Work to do>
Make an exact copy of all the data.

Records shown>

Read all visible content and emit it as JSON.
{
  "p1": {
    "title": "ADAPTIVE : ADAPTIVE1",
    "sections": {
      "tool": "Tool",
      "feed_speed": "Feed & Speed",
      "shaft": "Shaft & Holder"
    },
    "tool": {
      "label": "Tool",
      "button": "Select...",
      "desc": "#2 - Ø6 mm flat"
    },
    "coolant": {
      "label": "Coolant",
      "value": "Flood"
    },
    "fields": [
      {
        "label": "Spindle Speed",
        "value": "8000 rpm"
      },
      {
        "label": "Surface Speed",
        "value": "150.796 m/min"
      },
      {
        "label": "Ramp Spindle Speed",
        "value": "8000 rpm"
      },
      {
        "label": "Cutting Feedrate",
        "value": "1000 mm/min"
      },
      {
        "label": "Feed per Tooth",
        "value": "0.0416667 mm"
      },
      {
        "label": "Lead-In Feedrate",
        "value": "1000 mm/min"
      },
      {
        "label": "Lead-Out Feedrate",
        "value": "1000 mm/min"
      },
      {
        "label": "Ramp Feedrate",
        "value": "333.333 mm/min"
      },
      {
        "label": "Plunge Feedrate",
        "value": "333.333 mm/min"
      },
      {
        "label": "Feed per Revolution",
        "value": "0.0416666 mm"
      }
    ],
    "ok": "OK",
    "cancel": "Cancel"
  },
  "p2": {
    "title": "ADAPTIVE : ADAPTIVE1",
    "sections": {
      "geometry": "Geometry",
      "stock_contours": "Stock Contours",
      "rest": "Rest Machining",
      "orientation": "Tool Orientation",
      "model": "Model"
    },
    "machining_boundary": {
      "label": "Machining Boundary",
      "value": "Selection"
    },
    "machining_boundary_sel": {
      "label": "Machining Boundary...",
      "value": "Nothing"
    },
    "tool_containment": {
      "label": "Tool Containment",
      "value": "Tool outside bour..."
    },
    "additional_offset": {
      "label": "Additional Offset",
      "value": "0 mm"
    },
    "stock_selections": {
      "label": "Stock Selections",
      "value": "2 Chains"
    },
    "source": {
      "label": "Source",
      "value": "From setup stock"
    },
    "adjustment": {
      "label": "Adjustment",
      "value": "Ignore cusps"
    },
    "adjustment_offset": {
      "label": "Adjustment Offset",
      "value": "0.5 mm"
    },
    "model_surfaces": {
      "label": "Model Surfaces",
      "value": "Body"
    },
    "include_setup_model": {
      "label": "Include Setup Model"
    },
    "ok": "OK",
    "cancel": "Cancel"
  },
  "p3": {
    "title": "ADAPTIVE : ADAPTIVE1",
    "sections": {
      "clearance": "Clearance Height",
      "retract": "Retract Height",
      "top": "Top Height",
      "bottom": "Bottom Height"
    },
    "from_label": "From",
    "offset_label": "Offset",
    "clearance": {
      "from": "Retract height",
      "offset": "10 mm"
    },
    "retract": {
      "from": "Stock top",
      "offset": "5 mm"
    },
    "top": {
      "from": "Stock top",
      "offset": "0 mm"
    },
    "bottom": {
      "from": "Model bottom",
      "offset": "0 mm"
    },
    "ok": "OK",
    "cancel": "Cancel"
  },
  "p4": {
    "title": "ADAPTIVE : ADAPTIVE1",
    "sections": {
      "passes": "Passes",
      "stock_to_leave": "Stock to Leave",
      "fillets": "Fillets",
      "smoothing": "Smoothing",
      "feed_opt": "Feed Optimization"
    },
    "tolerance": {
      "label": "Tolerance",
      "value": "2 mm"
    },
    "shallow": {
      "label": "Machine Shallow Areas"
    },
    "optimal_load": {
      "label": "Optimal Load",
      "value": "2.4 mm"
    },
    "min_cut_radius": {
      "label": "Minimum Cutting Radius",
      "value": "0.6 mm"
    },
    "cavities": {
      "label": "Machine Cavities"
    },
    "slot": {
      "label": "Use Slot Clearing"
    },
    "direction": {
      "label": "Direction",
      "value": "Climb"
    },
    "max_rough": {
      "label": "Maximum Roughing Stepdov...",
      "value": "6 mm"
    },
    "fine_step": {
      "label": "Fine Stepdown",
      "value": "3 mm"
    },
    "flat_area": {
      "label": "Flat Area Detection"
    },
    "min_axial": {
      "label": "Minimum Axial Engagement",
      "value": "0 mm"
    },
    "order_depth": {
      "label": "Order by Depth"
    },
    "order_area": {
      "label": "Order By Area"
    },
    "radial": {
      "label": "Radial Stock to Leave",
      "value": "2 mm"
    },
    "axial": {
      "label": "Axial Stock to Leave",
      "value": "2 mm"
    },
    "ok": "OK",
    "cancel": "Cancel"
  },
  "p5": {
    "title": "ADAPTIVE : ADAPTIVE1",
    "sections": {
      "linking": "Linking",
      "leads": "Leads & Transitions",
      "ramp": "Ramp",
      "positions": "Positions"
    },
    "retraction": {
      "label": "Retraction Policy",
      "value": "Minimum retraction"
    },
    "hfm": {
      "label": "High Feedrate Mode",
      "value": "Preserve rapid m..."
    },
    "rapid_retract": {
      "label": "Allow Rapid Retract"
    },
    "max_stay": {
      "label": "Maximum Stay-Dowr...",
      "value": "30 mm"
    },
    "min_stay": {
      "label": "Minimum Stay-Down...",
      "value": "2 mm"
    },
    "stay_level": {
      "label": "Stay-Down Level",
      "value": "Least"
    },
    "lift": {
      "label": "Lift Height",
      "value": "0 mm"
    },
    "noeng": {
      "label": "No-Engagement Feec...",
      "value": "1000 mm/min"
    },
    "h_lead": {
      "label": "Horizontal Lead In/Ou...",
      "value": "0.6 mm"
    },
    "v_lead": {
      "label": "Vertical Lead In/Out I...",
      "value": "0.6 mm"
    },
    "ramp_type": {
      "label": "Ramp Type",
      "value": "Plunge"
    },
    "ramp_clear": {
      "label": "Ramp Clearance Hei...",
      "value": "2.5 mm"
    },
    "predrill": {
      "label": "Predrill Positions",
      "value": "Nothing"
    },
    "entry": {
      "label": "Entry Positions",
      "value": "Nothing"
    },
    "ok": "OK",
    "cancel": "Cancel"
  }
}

Solution for this problem>
Read all visible content and emit it as JSON.
{
  "p1": {
    "title": "ADAPTIVE : ADAPTIVE1",
    "sections": {
      "tool": "Tool",
      "feed_speed": "Feed & Speed",
      "shaft": "Shaft & Holder"
    },
    "tool": {
      "label": "Tool",
      "button": "Select...",
      "desc": "#2 - Ø6 mm flat"
    },
    "coolant": {
      "label": "Coolant",
      "value": "Flood"
    },
    "fields": [
      {
        "label": "Spindle Speed",
        "value": "8000 rpm"
      },
      {
        "label": "Surface Speed",
        "value": "150.796 m/min"
      },
      {
        "label": "Ramp Spindle Speed",
        "value": "8000 rpm"
      },
      {
        "label": "Cutting Feedrate",
        "value": "1000 mm/min"
      },
      {
        "label": "Feed per Tooth",
        "value": "0.0416667 mm"
      },
      {
        "label": "Lead-In Feedrate",
        "value": "1000 mm/min"
      },
      {
        "label": "Lead-Out Feedrate",
        "value": "1000 mm/min"
      },
      {
        "label": "Ramp Feedrate",
        "value": "333.333 mm/min"
      },
      {
        "label": "Plunge Feedrate",
        "value": "333.333 mm/min"
      },
      {
        "label": "Feed per Revolution",
        "value": "0.0416666 mm"
      }
    ],
    "ok": "OK",
    "cancel": "Cancel"
  },
  "p2": {
    "title": "ADAPTIVE : ADAPTIVE1",
    "sections": {
      "geometry": "Geometry",
      "stock_contours": "Stock Contours",
      "rest": "Rest Machining",
      "orientation": "Tool Orientation",
      "model": "Model"
    },
    "machining_boundary": {
      "label": "Machining Boundary",
      "value": "Selection"
    },
    "machining_boundary_sel": {
      "label": "Machining Boundary...",
      "value": "Nothing"
    },
    "tool_containment": {
      "label": "Tool Containment",
      "value": "Tool outside bour..."
    },
    "additional_offset": {
      "label": "Additional Offset",
      "value": "0 mm"
    },
    "stock_selections": {
      "label": "Stock Selections",
      "value": "2 Chains"
    },
    "source": {
      "label": "Source",
      "value": "From setup stock"
    },
    "adjustment": {
      "label": "Adjustment",
      "value": "Ignore cusps"
    },
    "adjustment_offset": {
      "label": "Adjustment Offset",
      "value": "0.5 mm"
    },
    "model_surfaces": {
      "label": "Model Surfaces",
      "value": "Body"
    },
    "include_setup_model": {
      "label": "Include Setup Model"
    },
    "ok": "OK",
    "cancel": "Cancel"
  },
  "p3": {
    "title": "ADAPTIVE : ADAPTIVE1",
    "sections": {
      "clearance": "Clearance Height",
      "retract": "Retract Height",
      "top": "Top Height",
      "bottom": "Bottom Height"
    },
    "from_label": "From",
    "offset_label": "Offset",
    "clearance": {
      "from": "Retract height",
      "offset": "10 mm"
    },
    "retract": {
      "from": "Stock top",
      "offset": "5 mm"
    },
    "top": {
      "from": "Stock top",
      "offset": "0 mm"
    },
    "bottom": {
      "from": "Model bottom",
      "offset": "0 mm"
    },
    "ok": "OK",
    "cancel": "Cancel"
  },
  "p4": {
    "title": "ADAPTIVE : ADAPTIVE1",
    "sections": {
      "passes": "Passes",
      "stock_to_leave": "Stock to Leave",
      "fillets": "Fillets",
      "smoothing": "Smoothing",
      "feed_opt": "Feed Optimization"
    },
    "tolerance": {
      "label": "Tolerance",
      "value": "2 mm"
    },
    "shallow": {
      "label": "Machine Shallow Areas"
    },
    "optimal_load": {
      "label": "Optimal Load",
      "value": "2.4 mm"
    },
    "min_cut_radius": {
      "label": "Minimum Cutting Radius",
      "value": "0.6 mm"
    },
    "cavities": {
      "label": "Machine Cavities"
    },
    "slot": {
      "label": "Use Slot Clearing"
    },
    "direction": {
      "label": "Direction",
      "value": "Climb"
    },
    "max_rough": {
      "label": "Maximum Roughing Stepdov...",
      "value": "6 mm"
    },
    "fine_step": {
      "label": "Fine Stepdown",
      "value": "3 mm"
    },
    "flat_area": {
      "label": "Flat Area Detection"
    },
    "min_axial": {
      "label": "Minimum Axial Engagement",
      "value": "0 mm"
    },
    "order_depth": {
      "label": "Order by Depth"
    },
    "order_area": {
      "label": "Order By Area"
    },
    "radial": {
      "label": "Radial Stock to Leave",
      "value": "2 mm"
    },
    "axial": {
      "label": "Axial Stock to Leave",
      "value": "2 mm"
    },
    "ok": "OK",
    "cancel": "Cancel"
  },
  "p5": {
    "title": "ADAPTIVE : ADAPTIVE1",
    "sections": {
      "linking": "Linking",
      "leads": "Leads & Transitions",
      "ramp": "Ramp",
      "positions": "Positions"
    },
    "retraction": {
      "label": "Retraction Policy",
      "value": "Minimum retraction"
    },
    "hfm": {
      "label": "High Feedrate Mode",
      "value": "Preserve rapid m..."
    },
    "rapid_retract": {
      "label": "Allow Rapid Retract"
    },
    "max_stay": {
      "label": "Maximum Stay-Dowr...",
      "value": "30 mm"
    },
    "min_stay": {
      "label": "Minimum Stay-Down...",
      "value": "2 mm"
    },
    "stay_level": {
      "label": "Stay-Down Level",
      "value": "Least"
    },
    "lift": {
      "label": "Lift Height",
      "value": "0 mm"
    },
    "noeng": {
      "label": "No-Engagement Feec...",
      "value": "1000 mm/min"
    },
    "h_lead": {
      "label": "Horizontal Lead In/Ou...",
      "value": "0.6 mm"
    },
    "v_lead": {
      "label": "Vertical Lead In/Out I...",
      "value": "0.6 mm"
    },
    "ramp_type": {
      "label": "Ramp Type",
      "value": "Plunge"
    },
    "ramp_clear": {
      "label": "Ramp Clearance Hei...",
      "value": "2.5 mm"
    },
    "predrill": {
      "label": "Predrill Positions",
      "value": "Nothing"
    },
    "entry": {
      "label": "Entry Positions",
      "value": "Nothing"
    },
    "ok": "OK",
    "cancel": "Cancel"
  }
}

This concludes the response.